--- START OF DATASET CONTENT ---

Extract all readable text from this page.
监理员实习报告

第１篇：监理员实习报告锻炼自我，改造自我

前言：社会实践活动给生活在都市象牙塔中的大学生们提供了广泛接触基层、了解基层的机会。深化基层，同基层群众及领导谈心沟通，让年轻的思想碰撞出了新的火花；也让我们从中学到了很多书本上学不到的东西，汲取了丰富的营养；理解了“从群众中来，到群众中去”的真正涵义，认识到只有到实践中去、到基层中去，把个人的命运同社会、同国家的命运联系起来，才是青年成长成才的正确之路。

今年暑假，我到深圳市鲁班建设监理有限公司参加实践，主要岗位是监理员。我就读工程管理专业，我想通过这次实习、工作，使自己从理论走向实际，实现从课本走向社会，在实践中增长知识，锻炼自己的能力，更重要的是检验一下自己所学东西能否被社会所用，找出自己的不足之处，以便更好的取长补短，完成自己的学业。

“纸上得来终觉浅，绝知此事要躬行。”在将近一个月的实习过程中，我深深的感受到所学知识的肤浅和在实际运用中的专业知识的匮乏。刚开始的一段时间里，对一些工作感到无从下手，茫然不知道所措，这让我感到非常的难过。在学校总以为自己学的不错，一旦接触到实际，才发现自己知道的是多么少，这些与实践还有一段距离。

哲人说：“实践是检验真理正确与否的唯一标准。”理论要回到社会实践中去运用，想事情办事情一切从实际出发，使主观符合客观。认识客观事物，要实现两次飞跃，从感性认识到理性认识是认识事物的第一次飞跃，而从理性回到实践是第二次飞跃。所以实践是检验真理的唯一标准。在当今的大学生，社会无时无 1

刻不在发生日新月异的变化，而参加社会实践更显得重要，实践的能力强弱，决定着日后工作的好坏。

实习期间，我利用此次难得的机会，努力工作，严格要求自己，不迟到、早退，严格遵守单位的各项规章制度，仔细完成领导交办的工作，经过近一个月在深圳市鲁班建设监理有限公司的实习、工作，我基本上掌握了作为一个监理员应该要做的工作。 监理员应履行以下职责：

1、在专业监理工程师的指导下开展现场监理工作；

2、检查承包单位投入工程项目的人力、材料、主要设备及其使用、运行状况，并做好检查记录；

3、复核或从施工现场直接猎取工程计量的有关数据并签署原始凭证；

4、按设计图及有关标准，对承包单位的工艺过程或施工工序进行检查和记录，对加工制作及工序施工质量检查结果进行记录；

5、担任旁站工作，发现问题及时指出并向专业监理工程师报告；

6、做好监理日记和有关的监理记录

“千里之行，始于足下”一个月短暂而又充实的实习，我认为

--- END OF DATASET CONTENT ---

Output all of the material, please, exactly as it stands.

→ REPLY TO THE EXERCISE
Extract all readable text from this page.
监理员实习报告

第１篇：监理员实习报告锻炼自我，改造自我

前言：社会实践活动给生活在都市象牙塔中的大学生们提供了广泛接触基层、了解基层的机会。深化基层，同基层群众及领导谈心沟通，让年轻的思想碰撞出了新的火花；也让我们从中学到了很多书本上学不到的东西，汲取了丰富的营养；理解了“从群众中来，到群众中去”的真正涵义，认识到只有到实践中去、到基层中去，把个人的命运同社会、同国家的命运联系起来，才是青年成长成才的正确之路。

今年暑假，我到深圳市鲁班建设监理有限公司参加实践，主要岗位是监理员。我就读工程管理专业，我想通过这次实习、工作，使自己从理论走向实际，实现从课本走向社会，在实践中增长知识，锻炼自己的能力，更重要的是检验一下自己所学东西能否被社会所用，找出自己的不足之处，以便更好的取长补短，完成自己的学业。

“纸上得来终觉浅，绝知此事要躬行。”在将近一个月的实习过程中，我深深的感受到所学知识的肤浅和在实际运用中的专业知识的匮乏。刚开始的一段时间里，对一些工作感到无从下手，茫然不知道所措，这让我感到非常的难过。在学校总以为自己学的不错，一旦接触到实际，才发现自己知道的是多么少，这些与实践还有一段距离。

哲人说：“实践是检验真理正确与否的唯一标准。”理论要回到社会实践中去运用，想事情办事情一切从实际出发，使主观符合客观。认识客观事物，要实现两次飞跃，从感性认识到理性认识是认识事物的第一次飞跃，而从理性回到实践是第二次飞跃。所以实践是检验真理的唯一标准。在当今的大学生，社会无时无 1

刻不在发生日新月异的变化，而参加社会实践更显得重要，实践的能力强弱，决定着日后工作的好坏。

实习期间，我利用此次难得的机会，努力工作，严格要求自己，不迟到、早退，严格遵守单位的各项规章制度，仔细完成领导交办的工作，经过近一个月在深圳市鲁班建设监理有限公司的实习、工作，我基本上掌握了作为一个监理员应该要做的工作。 监理员应履行以下职责：

1、在专业监理工程师的指导下开展现场监理工作；

2、检查承包单位投入工程项目的人力、材料、主要设备及其使用、运行状况，并做好检查记录；

3、复核或从施工现场直接猎取工程计量的有关数据并签署原始凭证；

4、按设计图及有关标准，对承包单位的工艺过程或施工工序进行检查和记录，对加工制作及工序施工质量检查结果进行记录；

5、担任旁站工作，发现问题及时指出并向专业监理工程师报告；

6、做好监理日记和有关的监理记录

“千里之行，始于足下”一个月短暂而又充实的实习，我认为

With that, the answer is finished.